Reproduce the listing verbatim from its first line through the line that contains "Text: 7.5%: 7.5% [1326, 431, 1368, 449]", including both of those lines.

++++++++++

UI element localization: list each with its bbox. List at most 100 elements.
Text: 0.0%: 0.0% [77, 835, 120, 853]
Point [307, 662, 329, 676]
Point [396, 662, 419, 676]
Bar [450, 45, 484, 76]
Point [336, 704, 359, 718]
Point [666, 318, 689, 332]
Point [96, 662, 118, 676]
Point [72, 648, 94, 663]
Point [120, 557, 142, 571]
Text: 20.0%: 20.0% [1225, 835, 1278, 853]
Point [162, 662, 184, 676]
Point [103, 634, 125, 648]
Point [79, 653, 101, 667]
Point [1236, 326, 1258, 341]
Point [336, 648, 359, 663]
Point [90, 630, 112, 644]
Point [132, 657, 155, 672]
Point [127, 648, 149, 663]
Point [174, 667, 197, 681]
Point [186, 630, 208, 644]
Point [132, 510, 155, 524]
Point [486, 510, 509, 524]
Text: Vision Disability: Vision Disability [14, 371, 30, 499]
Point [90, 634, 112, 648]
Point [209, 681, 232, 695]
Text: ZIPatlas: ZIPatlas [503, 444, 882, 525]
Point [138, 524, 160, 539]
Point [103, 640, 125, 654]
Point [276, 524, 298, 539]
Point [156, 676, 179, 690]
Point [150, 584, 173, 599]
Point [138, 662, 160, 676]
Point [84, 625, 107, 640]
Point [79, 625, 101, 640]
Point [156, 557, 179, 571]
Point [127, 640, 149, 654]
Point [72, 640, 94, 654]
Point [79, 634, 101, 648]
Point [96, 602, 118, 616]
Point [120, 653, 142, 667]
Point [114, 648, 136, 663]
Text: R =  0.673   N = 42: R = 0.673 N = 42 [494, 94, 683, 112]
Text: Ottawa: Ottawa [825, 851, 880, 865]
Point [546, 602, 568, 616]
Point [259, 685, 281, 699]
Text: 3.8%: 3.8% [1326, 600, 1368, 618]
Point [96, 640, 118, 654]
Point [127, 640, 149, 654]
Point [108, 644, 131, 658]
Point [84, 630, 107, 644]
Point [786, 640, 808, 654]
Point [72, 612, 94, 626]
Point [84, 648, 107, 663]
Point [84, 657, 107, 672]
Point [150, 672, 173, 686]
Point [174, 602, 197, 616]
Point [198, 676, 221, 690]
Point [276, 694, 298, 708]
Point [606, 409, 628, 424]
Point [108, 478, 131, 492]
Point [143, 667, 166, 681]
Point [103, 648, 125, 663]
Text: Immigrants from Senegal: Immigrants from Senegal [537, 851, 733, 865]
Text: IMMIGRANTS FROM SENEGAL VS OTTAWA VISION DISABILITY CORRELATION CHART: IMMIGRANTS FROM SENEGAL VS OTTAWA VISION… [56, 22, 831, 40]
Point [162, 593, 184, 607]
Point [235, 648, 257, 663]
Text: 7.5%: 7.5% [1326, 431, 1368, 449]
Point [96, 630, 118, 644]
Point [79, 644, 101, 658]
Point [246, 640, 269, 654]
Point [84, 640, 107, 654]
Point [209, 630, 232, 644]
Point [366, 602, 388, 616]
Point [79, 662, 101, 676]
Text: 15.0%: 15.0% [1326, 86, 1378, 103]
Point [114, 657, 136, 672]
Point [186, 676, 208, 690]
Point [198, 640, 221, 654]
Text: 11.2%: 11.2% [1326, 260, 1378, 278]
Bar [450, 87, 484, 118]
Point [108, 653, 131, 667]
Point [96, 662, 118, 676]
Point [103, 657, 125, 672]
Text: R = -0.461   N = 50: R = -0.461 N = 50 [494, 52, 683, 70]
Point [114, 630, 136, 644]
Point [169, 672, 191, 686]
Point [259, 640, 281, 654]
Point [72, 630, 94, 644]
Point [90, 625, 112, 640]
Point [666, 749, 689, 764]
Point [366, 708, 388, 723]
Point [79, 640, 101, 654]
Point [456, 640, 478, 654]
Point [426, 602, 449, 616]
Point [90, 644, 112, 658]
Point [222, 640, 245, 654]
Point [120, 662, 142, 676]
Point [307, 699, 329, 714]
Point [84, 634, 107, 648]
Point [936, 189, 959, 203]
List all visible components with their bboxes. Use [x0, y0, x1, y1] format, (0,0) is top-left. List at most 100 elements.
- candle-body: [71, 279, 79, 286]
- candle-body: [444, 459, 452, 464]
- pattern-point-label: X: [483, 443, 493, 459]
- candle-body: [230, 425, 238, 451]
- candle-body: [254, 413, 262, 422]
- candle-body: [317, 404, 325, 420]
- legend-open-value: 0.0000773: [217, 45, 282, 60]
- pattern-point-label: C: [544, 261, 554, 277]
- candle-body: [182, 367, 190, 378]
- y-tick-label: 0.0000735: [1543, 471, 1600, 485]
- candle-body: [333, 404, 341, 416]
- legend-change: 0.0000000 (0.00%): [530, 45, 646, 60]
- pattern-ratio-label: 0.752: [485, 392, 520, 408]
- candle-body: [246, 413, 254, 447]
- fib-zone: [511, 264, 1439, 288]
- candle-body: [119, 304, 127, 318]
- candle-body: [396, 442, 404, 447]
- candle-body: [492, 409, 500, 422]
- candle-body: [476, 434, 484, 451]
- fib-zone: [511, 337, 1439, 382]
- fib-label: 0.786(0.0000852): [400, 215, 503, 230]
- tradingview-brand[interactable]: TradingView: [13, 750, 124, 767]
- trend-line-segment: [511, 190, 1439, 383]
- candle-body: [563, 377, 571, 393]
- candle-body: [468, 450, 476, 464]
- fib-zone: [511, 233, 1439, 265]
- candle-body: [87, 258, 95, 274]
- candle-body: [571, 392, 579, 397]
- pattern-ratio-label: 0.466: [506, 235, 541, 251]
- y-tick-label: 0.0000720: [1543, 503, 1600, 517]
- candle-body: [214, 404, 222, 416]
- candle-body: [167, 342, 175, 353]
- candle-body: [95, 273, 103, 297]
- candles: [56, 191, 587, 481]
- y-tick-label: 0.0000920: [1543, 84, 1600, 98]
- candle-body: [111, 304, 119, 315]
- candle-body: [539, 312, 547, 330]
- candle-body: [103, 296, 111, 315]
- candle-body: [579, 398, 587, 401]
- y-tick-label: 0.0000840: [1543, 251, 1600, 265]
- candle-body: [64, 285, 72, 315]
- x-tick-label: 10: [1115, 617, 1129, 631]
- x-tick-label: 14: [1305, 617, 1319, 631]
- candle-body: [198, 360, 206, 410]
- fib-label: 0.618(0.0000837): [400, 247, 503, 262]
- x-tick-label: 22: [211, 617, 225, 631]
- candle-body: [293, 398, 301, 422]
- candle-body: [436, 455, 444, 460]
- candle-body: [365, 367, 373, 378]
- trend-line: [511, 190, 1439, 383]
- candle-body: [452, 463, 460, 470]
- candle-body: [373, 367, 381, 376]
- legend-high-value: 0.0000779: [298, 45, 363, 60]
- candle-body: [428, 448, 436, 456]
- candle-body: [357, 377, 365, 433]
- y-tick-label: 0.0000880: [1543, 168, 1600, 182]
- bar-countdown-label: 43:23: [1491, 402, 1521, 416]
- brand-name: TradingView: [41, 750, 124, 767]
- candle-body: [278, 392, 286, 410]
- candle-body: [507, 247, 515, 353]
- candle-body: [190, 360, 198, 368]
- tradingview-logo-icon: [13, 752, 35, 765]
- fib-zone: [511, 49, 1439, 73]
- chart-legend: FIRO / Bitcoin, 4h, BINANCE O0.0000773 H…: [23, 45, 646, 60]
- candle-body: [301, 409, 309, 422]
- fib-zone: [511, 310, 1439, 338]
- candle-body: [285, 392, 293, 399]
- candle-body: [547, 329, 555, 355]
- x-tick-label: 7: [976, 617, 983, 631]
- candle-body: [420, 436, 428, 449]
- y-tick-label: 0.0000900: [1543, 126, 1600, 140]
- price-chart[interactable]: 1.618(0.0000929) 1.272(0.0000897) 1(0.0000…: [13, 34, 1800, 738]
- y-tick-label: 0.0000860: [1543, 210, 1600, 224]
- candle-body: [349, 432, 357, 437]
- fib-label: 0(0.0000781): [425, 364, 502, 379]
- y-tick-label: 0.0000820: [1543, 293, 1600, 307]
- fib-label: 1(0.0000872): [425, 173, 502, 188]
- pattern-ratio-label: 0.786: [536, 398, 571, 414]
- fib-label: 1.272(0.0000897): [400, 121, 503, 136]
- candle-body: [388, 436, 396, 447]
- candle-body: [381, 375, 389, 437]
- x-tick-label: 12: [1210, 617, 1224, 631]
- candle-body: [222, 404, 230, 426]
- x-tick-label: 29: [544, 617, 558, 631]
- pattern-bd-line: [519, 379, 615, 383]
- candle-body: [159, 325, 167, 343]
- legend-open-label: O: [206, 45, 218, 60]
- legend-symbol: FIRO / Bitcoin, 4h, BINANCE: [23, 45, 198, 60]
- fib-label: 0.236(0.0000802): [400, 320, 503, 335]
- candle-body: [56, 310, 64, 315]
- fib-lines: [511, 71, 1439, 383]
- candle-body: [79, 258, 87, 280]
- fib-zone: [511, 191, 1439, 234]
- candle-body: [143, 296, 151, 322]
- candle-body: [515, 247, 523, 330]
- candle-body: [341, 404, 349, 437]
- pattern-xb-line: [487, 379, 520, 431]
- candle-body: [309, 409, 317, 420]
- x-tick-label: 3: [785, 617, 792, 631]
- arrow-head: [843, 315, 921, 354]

++++++++++

→ Exercise answer
UI element localization: list each with its bbox. List at most 100 elements.
Text: 0.0%: 0.0% [77, 835, 120, 853]
Point [307, 662, 329, 676]
Point [396, 662, 419, 676]
Bar [450, 45, 484, 76]
Point [336, 704, 359, 718]
Point [666, 318, 689, 332]
Point [96, 662, 118, 676]
Point [72, 648, 94, 663]
Point [120, 557, 142, 571]
Text: 20.0%: 20.0% [1225, 835, 1278, 853]
Point [162, 662, 184, 676]
Point [103, 634, 125, 648]
Point [79, 653, 101, 667]
Point [1236, 326, 1258, 341]
Point [336, 648, 359, 663]
Point [90, 630, 112, 644]
Point [132, 657, 155, 672]
Point [127, 648, 149, 663]
Point [174, 667, 197, 681]
Point [186, 630, 208, 644]
Point [132, 510, 155, 524]
Point [486, 510, 509, 524]
Text: Vision Disability: Vision Disability [14, 371, 30, 499]
Point [90, 634, 112, 648]
Point [209, 681, 232, 695]
Text: ZIPatlas: ZIPatlas [503, 444, 882, 525]
Point [138, 524, 160, 539]
Point [103, 640, 125, 654]
Point [276, 524, 298, 539]
Point [156, 676, 179, 690]
Point [150, 584, 173, 599]
Point [138, 662, 160, 676]
Point [84, 625, 107, 640]
Point [79, 625, 101, 640]
Point [156, 557, 179, 571]
Point [127, 640, 149, 654]
Point [72, 640, 94, 654]
Point [79, 634, 101, 648]
Point [96, 602, 118, 616]
Point [120, 653, 142, 667]
Point [114, 648, 136, 663]
Text: R =  0.673   N = 42: R = 0.673 N = 42 [494, 94, 683, 112]
Text: Ottawa: Ottawa [825, 851, 880, 865]
Point [546, 602, 568, 616]
Point [259, 685, 281, 699]
Text: 3.8%: 3.8% [1326, 600, 1368, 618]
Point [96, 640, 118, 654]
Point [127, 640, 149, 654]
Point [108, 644, 131, 658]
Point [84, 630, 107, 644]
Point [786, 640, 808, 654]
Point [72, 612, 94, 626]
Point [84, 648, 107, 663]
Point [84, 657, 107, 672]
Point [150, 672, 173, 686]
Point [174, 602, 197, 616]
Point [198, 676, 221, 690]
Point [276, 694, 298, 708]
Point [606, 409, 628, 424]
Point [108, 478, 131, 492]
Point [143, 667, 166, 681]
Point [103, 648, 125, 663]
Text: Immigrants from Senegal: Immigrants from Senegal [537, 851, 733, 865]
Text: IMMIGRANTS FROM SENEGAL VS OTTAWA VISION DISABILITY CORRELATION CHART: IMMIGRANTS FROM SENEGAL VS OTTAWA VISION… [56, 22, 831, 40]
Point [162, 593, 184, 607]
Point [235, 648, 257, 663]
Text: 7.5%: 7.5% [1326, 431, 1368, 449]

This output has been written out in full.